- [What you should do] Extract every line below that contains the string "freq", treating uppercase and lowercase as distinct.

#### Task material ####

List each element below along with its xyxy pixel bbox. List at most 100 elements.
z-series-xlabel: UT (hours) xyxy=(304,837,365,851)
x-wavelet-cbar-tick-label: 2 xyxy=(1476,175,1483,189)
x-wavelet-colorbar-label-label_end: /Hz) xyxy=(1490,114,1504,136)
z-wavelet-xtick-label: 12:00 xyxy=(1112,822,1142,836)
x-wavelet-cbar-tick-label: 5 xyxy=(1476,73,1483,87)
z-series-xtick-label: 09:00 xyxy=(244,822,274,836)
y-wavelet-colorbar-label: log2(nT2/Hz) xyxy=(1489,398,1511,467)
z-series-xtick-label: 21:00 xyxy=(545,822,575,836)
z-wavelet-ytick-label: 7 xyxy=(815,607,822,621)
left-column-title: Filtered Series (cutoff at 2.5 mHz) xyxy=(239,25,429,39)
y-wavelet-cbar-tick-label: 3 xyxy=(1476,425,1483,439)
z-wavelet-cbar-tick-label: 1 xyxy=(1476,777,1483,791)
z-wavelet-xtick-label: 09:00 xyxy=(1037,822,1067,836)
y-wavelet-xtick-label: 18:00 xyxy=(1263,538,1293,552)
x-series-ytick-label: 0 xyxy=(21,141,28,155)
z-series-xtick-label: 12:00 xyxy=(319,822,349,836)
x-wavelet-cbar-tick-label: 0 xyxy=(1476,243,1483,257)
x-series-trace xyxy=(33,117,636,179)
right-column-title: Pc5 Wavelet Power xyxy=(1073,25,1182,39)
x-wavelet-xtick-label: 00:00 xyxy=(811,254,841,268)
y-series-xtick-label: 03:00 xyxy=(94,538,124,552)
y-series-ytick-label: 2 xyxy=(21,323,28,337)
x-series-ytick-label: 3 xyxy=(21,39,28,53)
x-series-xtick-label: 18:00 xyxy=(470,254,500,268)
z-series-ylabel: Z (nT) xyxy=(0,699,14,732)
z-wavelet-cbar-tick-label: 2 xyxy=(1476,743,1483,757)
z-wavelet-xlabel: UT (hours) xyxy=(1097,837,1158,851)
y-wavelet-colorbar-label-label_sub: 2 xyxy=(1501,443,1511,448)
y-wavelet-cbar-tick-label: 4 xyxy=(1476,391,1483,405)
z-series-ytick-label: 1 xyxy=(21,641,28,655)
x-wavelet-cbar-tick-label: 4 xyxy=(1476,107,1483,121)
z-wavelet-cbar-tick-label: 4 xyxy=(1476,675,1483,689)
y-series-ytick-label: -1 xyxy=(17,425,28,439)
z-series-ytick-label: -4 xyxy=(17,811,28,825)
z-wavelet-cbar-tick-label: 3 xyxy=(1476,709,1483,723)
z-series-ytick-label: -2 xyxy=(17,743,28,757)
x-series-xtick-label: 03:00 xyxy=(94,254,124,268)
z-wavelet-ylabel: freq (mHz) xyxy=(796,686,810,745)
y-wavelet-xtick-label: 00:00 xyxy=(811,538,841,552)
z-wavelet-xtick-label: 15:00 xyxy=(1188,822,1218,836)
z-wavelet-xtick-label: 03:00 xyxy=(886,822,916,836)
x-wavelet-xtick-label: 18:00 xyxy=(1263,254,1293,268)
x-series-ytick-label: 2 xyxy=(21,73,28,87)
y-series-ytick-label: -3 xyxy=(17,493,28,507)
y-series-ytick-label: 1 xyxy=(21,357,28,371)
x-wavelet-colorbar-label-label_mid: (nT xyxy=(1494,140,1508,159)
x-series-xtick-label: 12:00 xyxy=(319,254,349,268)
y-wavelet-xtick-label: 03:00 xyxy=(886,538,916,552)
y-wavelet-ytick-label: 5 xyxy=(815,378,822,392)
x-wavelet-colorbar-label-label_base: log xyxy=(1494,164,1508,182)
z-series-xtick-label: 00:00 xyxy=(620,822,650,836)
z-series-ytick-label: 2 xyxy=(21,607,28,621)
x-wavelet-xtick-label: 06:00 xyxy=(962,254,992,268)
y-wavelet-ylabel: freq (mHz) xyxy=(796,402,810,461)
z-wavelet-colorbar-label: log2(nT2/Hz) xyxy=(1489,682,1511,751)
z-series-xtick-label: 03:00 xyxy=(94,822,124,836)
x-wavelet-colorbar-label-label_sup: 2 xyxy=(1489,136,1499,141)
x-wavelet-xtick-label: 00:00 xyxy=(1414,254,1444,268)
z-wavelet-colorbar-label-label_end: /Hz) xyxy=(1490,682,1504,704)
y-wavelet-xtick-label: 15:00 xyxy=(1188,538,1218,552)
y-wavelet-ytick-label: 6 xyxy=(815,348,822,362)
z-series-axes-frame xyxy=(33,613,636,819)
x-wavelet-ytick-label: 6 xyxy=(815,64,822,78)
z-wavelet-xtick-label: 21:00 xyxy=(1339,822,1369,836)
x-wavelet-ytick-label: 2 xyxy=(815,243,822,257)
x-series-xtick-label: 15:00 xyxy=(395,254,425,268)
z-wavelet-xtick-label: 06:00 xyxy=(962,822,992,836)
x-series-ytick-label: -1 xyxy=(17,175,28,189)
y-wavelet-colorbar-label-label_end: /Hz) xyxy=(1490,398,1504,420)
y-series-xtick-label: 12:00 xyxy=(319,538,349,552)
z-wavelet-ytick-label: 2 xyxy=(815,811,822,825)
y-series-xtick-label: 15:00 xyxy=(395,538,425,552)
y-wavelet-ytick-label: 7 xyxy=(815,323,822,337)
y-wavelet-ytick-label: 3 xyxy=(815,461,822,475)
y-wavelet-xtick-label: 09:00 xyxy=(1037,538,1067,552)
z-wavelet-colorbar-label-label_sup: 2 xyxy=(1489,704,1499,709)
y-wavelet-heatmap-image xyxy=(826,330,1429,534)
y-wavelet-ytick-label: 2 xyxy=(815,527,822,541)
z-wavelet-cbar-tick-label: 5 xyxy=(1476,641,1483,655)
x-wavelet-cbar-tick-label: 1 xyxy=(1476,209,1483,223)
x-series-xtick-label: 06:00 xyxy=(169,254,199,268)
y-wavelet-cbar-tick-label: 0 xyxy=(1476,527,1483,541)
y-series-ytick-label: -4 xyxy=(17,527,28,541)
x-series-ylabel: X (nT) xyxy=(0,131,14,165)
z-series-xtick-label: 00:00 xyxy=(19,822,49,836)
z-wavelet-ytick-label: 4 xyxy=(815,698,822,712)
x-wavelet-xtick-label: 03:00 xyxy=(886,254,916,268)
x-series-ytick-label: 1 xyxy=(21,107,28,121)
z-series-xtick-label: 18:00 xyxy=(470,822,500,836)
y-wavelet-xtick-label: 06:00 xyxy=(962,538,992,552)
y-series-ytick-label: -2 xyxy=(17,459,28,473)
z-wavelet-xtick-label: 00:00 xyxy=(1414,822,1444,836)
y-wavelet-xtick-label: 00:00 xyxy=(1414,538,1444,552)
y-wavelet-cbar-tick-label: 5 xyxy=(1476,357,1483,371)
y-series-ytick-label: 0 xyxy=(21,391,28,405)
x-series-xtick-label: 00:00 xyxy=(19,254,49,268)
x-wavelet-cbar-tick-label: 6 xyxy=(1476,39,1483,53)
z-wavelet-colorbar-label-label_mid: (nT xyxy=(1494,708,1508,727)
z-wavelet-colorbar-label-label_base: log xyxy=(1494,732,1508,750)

####

- [Correct output]
z-wavelet-ylabel: freq (mHz) xyxy=(796,686,810,745)
y-wavelet-ylabel: freq (mHz) xyxy=(796,402,810,461)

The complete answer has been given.